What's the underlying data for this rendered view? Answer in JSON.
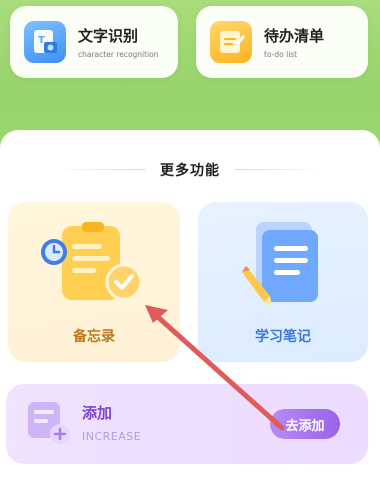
{
  "shortcuts": [
    {
      "title": "文字识别",
      "subtitle": "character recognition",
      "icon": "text-recognition-icon"
    },
    {
      "title": "待办清单",
      "subtitle": "to-do list",
      "icon": "todo-list-icon"
    }
  ],
  "section": {
    "title": "更多功能"
  },
  "features": [
    {
      "label": "备忘录",
      "icon": "memo-icon"
    },
    {
      "label": "学习笔记",
      "icon": "study-notes-icon"
    }
  ],
  "add_card": {
    "title": "添加",
    "subtitle": "INCREASE",
    "button": "去添加",
    "icon": "add-note-icon"
  },
  "colors": {
    "green_header": "#9ad86e",
    "accent_purple": "#9a62ea",
    "annotation_arrow": "#e05a5a"
  }
}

★ ★ ★ ★ ★

Pick out the lines above containing the word "icon", then copy them.

--- REPLY TO THE EXERCISE ---
      "icon": "text-recognition-icon"
      "icon": "todo-list-icon"
      "icon": "memo-icon"
      "icon": "study-notes-icon"
    "icon": "add-note-icon"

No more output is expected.